--- begin Data in this exercise ---
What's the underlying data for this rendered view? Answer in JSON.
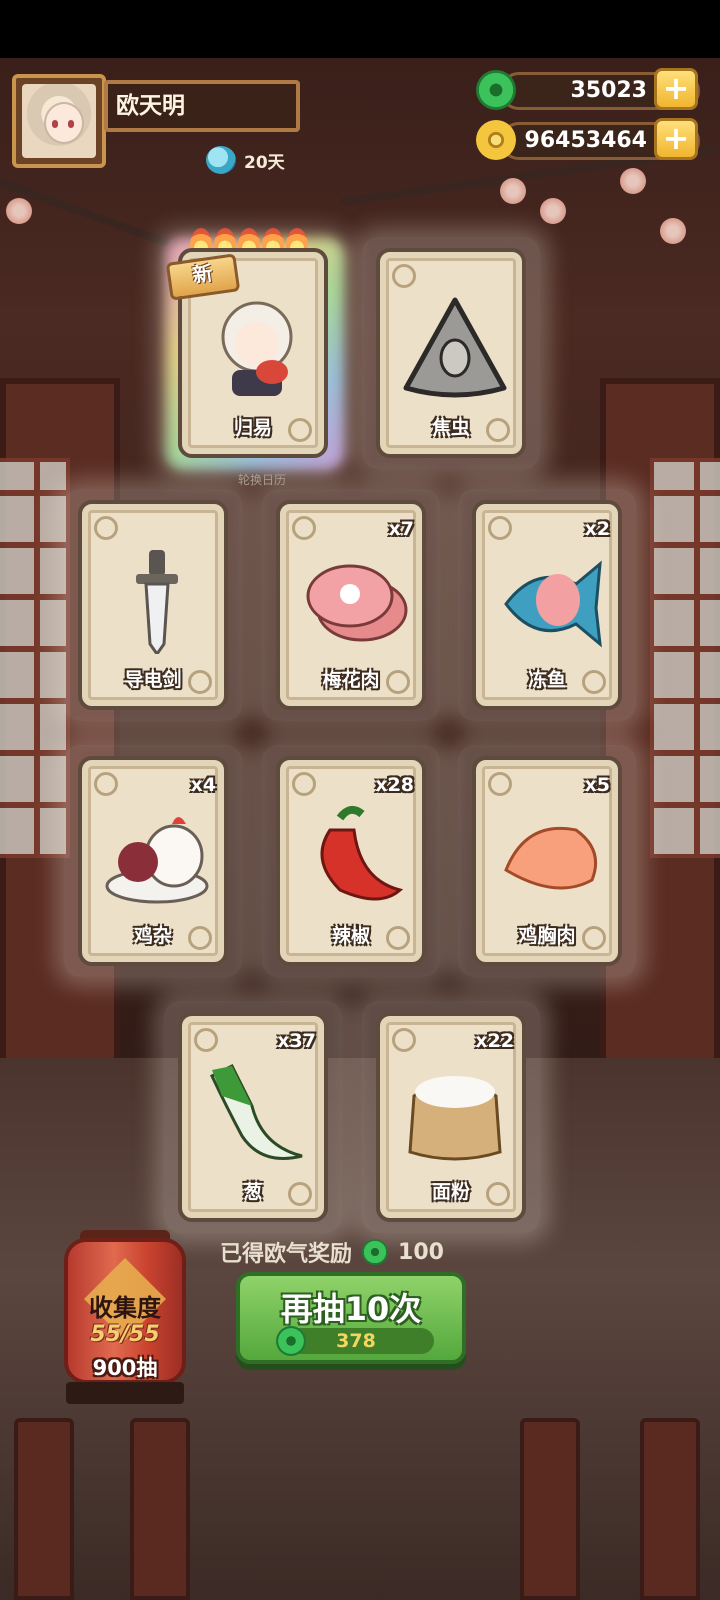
{
  "player": {
    "name": "欧天明",
    "days": "20天"
  },
  "resources": {
    "jade": "35023",
    "coins": "96453464"
  },
  "featured_caption": "轮换日历",
  "new_badge": "新",
  "cards": [
    {
      "label": "归易",
      "count": "",
      "icon": "character-icon"
    },
    {
      "label": "焦虫",
      "count": "",
      "icon": "bug-icon"
    },
    {
      "label": "导电剑",
      "count": "",
      "icon": "sword-icon"
    },
    {
      "label": "梅花肉",
      "count": "x7",
      "icon": "pork-icon"
    },
    {
      "label": "冻鱼",
      "count": "x2",
      "icon": "fish-icon"
    },
    {
      "label": "鸡杂",
      "count": "x4",
      "icon": "chicken-icon"
    },
    {
      "label": "辣椒",
      "count": "x28",
      "icon": "chili-icon"
    },
    {
      "label": "鸡胸肉",
      "count": "x5",
      "icon": "chicken-breast-icon"
    },
    {
      "label": "葱",
      "count": "x37",
      "icon": "scallion-icon"
    },
    {
      "label": "面粉",
      "count": "x22",
      "icon": "flour-icon"
    }
  ],
  "reward": {
    "text": "已得欧气奖励",
    "value": "100"
  },
  "redraw": {
    "label": "再抽10次",
    "cost": "378"
  },
  "collection": {
    "title": "收集度",
    "progress": "55/55",
    "draws": "900抽"
  },
  "colors": {
    "button_green": "#54a83c",
    "gold": "#f0b52f",
    "jade_green": "#3cc25a"
  }
}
--- end Data in this exercise ---
The records shown above are to be repeated exactly, with the pictures left out.

What's the underlying data for this rendered view? Answer in JSON.
{
  "player": {
    "name": "欧天明",
    "days": "20天"
  },
  "resources": {
    "jade": "35023",
    "coins": "96453464"
  },
  "featured_caption": "轮换日历",
  "new_badge": "新",
  "cards": [
    {
      "label": "归易",
      "count": "",
      "icon": "character-icon"
    },
    {
      "label": "焦虫",
      "count": "",
      "icon": "bug-icon"
    },
    {
      "label": "导电剑",
      "count": "",
      "icon": "sword-icon"
    },
    {
      "label": "梅花肉",
      "count": "x7",
      "icon": "pork-icon"
    },
    {
      "label": "冻鱼",
      "count": "x2",
      "icon": "fish-icon"
    },
    {
      "label": "鸡杂",
      "count": "x4",
      "icon": "chicken-icon"
    },
    {
      "label": "辣椒",
      "count": "x28",
      "icon": "chili-icon"
    },
    {
      "label": "鸡胸肉",
      "count": "x5",
      "icon": "chicken-breast-icon"
    },
    {
      "label": "葱",
      "count": "x37",
      "icon": "scallion-icon"
    },
    {
      "label": "面粉",
      "count": "x22",
      "icon": "flour-icon"
    }
  ],
  "reward": {
    "text": "已得欧气奖励",
    "value": "100"
  },
  "redraw": {
    "label": "再抽10次",
    "cost": "378"
  },
  "collection": {
    "title": "收集度",
    "progress": "55/55",
    "draws": "900抽"
  },
  "colors": {
    "button_green": "#54a83c",
    "gold": "#f0b52f",
    "jade_green": "#3cc25a"
  }
}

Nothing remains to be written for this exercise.